**WHAT IS ASKED:**
How many lines hold the string "投资收益"? Give only the number.

**INPUT:**
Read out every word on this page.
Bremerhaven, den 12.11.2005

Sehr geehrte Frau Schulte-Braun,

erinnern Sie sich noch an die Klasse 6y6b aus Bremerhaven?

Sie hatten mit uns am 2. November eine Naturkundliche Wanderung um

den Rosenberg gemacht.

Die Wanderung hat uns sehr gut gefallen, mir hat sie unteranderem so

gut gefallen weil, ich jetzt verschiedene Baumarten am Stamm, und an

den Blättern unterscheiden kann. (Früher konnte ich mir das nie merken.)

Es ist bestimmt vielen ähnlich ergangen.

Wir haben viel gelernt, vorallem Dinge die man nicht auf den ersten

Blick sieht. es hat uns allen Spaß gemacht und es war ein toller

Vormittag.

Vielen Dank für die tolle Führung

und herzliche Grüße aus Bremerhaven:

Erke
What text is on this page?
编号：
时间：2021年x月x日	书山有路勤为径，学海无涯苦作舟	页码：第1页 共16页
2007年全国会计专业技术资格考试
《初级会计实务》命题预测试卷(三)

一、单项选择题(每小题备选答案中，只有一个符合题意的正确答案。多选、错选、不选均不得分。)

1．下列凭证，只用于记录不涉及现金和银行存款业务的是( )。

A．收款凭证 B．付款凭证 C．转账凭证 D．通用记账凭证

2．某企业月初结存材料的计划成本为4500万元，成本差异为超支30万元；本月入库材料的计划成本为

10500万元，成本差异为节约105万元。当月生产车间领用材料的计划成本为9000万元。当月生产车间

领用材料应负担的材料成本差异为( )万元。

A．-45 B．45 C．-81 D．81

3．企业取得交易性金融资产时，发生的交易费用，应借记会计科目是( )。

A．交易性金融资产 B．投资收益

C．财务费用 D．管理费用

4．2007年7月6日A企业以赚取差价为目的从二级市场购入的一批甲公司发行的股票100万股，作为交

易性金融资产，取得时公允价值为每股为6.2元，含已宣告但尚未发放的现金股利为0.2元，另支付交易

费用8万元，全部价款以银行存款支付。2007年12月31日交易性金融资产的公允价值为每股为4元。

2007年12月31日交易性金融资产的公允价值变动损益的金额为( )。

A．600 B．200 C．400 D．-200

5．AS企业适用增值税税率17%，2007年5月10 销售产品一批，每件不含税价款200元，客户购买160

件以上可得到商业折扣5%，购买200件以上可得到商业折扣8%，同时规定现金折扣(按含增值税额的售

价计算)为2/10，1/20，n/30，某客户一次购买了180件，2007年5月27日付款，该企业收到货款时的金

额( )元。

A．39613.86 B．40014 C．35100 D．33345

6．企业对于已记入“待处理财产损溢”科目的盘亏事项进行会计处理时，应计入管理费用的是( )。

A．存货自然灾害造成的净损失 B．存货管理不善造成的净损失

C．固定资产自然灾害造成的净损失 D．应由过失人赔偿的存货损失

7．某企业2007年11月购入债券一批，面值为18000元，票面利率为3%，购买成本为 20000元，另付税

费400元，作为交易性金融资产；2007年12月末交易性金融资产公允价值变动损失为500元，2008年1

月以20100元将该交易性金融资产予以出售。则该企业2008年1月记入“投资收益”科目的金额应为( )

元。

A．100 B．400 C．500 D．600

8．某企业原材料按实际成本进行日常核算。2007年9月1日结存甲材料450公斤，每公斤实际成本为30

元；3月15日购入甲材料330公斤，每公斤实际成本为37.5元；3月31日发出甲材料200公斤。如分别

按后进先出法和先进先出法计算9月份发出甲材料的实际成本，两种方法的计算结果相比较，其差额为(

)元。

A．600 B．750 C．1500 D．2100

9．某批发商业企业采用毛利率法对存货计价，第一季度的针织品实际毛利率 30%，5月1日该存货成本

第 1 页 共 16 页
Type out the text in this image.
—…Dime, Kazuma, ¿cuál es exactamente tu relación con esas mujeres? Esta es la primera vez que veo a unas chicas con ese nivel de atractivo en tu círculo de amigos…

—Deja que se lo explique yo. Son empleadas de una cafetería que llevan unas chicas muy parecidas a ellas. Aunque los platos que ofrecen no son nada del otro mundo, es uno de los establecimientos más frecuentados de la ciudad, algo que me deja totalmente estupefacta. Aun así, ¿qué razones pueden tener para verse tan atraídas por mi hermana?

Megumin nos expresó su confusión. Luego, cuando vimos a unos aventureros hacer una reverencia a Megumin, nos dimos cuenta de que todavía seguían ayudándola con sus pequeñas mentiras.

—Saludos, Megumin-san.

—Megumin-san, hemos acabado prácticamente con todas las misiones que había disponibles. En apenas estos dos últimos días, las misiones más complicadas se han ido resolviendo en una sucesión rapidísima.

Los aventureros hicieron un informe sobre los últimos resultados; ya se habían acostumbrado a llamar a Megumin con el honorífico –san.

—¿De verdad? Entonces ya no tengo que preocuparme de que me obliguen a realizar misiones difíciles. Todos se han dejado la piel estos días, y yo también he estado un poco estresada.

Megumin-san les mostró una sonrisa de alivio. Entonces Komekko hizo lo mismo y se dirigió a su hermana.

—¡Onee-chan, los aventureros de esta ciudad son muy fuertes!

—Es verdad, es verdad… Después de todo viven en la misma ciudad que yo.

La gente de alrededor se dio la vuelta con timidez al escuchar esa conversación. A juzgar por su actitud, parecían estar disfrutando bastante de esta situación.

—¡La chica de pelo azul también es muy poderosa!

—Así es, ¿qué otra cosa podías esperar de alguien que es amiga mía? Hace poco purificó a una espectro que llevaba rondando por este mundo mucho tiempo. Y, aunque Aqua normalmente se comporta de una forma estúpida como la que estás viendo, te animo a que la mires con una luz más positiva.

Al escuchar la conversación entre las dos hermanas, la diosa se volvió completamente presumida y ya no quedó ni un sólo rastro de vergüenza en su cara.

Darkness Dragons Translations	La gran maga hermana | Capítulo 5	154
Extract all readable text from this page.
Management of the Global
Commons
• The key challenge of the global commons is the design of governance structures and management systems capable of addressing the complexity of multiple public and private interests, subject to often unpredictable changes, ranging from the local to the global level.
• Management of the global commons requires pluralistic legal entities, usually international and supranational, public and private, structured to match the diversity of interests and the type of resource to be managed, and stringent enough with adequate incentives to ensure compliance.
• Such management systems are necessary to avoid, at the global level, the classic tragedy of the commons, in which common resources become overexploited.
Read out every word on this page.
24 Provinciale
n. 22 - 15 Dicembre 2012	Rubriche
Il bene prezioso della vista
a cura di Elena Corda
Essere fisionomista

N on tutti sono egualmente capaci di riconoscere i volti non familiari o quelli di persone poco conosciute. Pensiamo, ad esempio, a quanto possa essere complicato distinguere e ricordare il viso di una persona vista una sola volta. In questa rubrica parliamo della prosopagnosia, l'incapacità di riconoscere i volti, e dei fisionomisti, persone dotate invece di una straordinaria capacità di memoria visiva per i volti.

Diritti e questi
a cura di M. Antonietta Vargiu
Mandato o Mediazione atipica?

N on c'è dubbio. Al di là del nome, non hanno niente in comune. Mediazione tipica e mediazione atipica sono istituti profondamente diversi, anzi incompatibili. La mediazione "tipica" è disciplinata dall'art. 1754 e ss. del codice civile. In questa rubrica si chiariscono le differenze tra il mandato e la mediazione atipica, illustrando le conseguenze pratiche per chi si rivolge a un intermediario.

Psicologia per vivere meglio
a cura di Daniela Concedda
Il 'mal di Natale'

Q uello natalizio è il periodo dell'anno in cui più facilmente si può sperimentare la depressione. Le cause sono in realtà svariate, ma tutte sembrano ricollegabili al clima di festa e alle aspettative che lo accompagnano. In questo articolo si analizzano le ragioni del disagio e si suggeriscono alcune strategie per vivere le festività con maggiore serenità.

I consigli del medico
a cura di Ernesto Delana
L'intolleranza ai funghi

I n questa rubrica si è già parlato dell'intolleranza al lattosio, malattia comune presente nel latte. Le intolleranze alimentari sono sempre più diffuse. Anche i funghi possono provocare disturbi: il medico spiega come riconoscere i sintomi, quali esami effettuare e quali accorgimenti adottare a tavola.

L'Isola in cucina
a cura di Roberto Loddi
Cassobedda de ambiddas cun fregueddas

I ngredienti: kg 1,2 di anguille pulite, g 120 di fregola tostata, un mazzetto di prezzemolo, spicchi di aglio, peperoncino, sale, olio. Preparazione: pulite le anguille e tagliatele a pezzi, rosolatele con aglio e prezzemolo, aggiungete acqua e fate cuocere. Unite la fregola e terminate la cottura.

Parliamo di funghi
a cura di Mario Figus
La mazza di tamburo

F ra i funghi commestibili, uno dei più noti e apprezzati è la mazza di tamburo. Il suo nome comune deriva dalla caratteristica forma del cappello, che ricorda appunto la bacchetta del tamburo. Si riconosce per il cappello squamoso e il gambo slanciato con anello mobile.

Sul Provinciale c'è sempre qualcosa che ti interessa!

**WRITTEN SOLUTION:**
2